Entries from a page text dataset:

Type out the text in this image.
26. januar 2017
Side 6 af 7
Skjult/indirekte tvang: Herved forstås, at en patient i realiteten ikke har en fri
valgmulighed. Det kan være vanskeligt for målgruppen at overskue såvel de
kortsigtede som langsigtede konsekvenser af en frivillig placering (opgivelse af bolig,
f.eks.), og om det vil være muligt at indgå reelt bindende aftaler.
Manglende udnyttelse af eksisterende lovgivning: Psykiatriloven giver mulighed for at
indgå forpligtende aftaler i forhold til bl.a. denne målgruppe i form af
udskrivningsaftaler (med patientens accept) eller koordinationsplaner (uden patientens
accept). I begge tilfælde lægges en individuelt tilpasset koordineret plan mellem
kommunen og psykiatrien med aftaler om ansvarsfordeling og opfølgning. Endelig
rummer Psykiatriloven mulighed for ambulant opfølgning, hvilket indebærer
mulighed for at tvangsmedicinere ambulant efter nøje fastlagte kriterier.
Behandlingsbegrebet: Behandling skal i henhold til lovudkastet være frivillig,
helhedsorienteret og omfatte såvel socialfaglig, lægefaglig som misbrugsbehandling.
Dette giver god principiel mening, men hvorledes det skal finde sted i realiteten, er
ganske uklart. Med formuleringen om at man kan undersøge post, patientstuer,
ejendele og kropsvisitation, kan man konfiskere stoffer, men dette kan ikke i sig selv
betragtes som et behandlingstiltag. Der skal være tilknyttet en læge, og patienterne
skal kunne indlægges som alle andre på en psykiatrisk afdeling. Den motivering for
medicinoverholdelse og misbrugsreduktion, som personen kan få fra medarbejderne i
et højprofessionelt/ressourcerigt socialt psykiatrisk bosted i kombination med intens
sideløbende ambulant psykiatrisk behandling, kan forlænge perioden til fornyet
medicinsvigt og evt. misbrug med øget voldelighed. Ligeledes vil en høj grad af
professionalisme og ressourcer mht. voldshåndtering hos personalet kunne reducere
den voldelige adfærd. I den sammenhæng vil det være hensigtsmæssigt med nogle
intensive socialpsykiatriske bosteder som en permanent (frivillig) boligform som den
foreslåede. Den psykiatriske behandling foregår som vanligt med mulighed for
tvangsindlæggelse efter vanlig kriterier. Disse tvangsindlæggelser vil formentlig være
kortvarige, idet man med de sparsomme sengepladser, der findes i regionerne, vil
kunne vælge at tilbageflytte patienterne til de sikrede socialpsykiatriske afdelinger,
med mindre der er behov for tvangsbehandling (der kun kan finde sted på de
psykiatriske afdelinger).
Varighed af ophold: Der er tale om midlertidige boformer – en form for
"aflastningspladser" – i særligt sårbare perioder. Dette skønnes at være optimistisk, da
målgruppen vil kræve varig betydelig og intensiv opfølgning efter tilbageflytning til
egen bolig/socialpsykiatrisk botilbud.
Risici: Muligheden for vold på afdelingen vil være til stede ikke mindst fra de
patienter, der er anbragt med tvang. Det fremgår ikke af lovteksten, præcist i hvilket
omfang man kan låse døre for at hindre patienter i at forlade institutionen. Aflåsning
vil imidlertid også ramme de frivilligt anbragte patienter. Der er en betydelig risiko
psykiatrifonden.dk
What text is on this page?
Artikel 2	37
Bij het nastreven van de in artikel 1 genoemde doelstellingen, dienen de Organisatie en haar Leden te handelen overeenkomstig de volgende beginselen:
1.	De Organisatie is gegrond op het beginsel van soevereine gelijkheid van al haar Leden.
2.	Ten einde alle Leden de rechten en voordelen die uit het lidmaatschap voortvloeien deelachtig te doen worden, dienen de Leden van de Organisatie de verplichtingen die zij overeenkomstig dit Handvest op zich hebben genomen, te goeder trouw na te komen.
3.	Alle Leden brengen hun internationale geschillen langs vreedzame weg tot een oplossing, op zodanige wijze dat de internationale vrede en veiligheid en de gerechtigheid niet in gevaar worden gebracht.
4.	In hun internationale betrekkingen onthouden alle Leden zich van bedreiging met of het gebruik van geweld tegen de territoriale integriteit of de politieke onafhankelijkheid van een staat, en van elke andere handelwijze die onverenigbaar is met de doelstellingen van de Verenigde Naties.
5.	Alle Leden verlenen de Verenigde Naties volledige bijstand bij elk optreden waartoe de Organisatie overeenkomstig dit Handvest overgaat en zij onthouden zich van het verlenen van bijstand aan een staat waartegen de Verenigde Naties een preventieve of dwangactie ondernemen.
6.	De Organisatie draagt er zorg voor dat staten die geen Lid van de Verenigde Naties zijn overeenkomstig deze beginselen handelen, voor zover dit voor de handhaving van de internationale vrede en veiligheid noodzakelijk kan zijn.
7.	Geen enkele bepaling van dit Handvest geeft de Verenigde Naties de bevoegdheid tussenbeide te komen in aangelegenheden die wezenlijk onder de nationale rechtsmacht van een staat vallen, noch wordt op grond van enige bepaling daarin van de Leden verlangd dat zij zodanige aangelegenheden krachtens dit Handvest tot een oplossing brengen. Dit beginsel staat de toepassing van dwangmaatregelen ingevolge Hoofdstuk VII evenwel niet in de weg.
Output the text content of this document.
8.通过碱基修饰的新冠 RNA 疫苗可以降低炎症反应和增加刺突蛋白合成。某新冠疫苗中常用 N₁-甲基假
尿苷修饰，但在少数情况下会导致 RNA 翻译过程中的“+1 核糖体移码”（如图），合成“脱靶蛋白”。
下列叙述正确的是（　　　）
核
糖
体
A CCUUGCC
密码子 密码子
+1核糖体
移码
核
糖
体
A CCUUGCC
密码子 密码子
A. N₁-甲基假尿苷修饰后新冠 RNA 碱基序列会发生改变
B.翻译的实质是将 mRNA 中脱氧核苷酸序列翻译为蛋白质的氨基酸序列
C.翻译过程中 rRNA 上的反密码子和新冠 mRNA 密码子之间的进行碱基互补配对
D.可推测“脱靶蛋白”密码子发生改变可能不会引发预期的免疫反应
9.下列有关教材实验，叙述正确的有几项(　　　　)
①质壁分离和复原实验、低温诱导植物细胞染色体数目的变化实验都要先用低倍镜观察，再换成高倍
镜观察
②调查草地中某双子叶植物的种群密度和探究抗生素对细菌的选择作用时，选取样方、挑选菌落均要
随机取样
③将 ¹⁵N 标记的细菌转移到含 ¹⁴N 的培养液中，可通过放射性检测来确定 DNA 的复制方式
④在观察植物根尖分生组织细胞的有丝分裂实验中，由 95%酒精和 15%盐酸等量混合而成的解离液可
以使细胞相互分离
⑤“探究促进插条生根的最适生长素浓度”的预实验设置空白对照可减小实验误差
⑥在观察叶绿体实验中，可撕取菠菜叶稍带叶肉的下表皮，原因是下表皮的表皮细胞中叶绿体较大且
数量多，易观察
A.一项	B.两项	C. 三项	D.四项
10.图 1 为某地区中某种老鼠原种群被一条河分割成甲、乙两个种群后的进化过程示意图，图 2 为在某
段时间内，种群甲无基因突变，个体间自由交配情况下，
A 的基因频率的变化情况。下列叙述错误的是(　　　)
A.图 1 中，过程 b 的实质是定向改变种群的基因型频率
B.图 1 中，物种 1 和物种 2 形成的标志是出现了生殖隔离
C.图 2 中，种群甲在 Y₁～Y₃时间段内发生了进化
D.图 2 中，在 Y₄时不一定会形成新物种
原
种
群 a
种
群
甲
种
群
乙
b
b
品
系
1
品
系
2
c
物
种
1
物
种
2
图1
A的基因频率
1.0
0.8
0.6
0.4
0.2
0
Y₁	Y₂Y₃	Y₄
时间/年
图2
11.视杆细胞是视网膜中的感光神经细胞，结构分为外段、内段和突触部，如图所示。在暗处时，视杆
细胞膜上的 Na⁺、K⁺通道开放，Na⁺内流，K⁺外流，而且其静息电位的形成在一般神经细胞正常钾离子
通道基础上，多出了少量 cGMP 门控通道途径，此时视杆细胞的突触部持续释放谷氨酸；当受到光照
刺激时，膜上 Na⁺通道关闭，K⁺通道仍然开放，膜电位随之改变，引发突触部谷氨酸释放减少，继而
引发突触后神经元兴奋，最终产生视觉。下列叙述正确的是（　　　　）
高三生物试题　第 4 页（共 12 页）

Work request
All that is required is the number of lines in the data above that contain the word "ikke".

Solution to the exercise
4